## SUPPLIED RECORDS

------------------------------------------------------------

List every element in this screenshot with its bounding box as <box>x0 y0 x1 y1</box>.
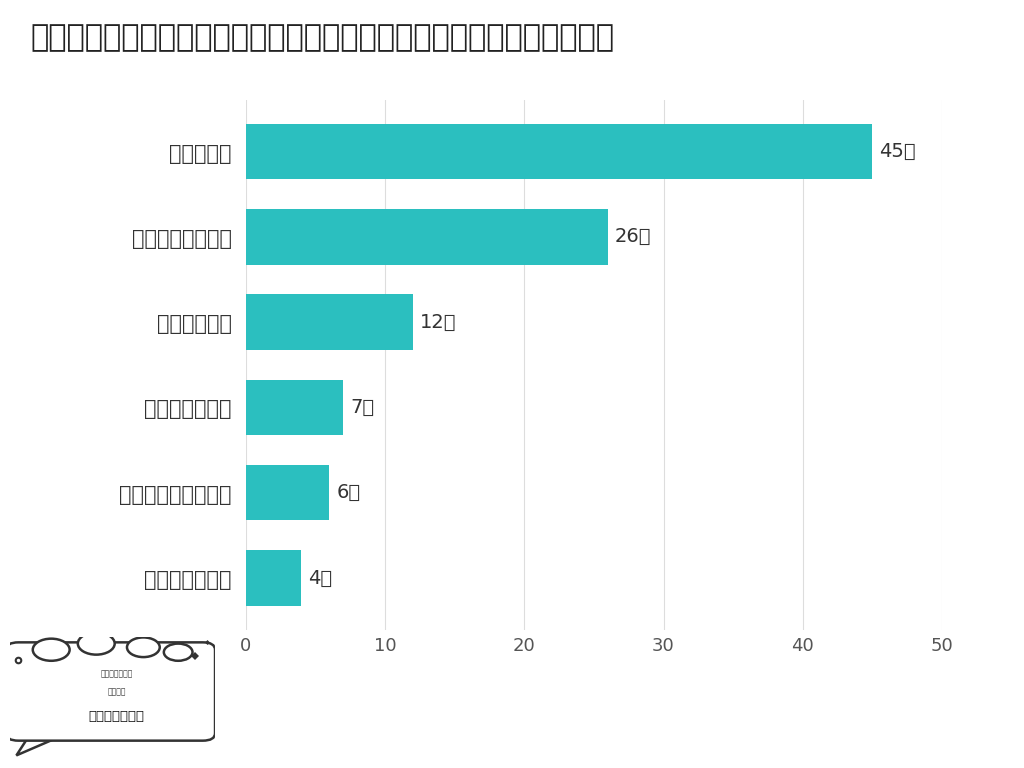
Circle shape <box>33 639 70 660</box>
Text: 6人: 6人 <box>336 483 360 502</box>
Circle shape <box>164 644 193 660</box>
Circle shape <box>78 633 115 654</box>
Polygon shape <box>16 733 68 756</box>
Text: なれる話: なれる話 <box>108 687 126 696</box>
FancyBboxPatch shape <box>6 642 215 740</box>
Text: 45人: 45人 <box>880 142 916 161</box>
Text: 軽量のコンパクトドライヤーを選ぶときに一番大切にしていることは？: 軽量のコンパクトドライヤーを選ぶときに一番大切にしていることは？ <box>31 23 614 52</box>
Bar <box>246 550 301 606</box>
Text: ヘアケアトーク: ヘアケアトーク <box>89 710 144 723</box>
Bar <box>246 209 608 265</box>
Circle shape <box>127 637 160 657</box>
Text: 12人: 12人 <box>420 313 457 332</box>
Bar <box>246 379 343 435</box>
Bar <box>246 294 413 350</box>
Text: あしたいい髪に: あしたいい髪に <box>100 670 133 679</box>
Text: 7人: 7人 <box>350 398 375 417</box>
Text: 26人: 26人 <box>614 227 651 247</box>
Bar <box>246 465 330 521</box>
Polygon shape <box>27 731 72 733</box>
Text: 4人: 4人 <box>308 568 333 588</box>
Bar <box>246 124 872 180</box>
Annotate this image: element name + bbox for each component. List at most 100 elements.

------------------------------------------------------------

## WRITTEN PROBLEM
Please rewrite all of the items above, replacing "screenshot" with "screen capture" and keeping everything else the same. Leave out the pictures.

## OUTPUT OF THE EXERCISE
List every element in this screen capture with its bounding box as <box>x0 y0 x1 y1</box>.
Circle shape <box>33 639 70 660</box>
Text: 6人: 6人 <box>336 483 360 502</box>
Circle shape <box>164 644 193 660</box>
Circle shape <box>78 633 115 654</box>
Polygon shape <box>16 733 68 756</box>
Text: なれる話: なれる話 <box>108 687 126 696</box>
FancyBboxPatch shape <box>6 642 215 740</box>
Text: 45人: 45人 <box>880 142 916 161</box>
Text: 軽量のコンパクトドライヤーを選ぶときに一番大切にしていることは？: 軽量のコンパクトドライヤーを選ぶときに一番大切にしていることは？ <box>31 23 614 52</box>
Bar <box>246 550 301 606</box>
Text: ヘアケアトーク: ヘアケアトーク <box>89 710 144 723</box>
Bar <box>246 209 608 265</box>
Circle shape <box>127 637 160 657</box>
Text: 12人: 12人 <box>420 313 457 332</box>
Bar <box>246 379 343 435</box>
Bar <box>246 294 413 350</box>
Text: あしたいい髪に: あしたいい髪に <box>100 670 133 679</box>
Text: 7人: 7人 <box>350 398 375 417</box>
Text: 26人: 26人 <box>614 227 651 247</box>
Bar <box>246 465 330 521</box>
Polygon shape <box>27 731 72 733</box>
Text: 4人: 4人 <box>308 568 333 588</box>
Bar <box>246 124 872 180</box>
Annotate this image: element name + bbox for each component. List at most 100 elements.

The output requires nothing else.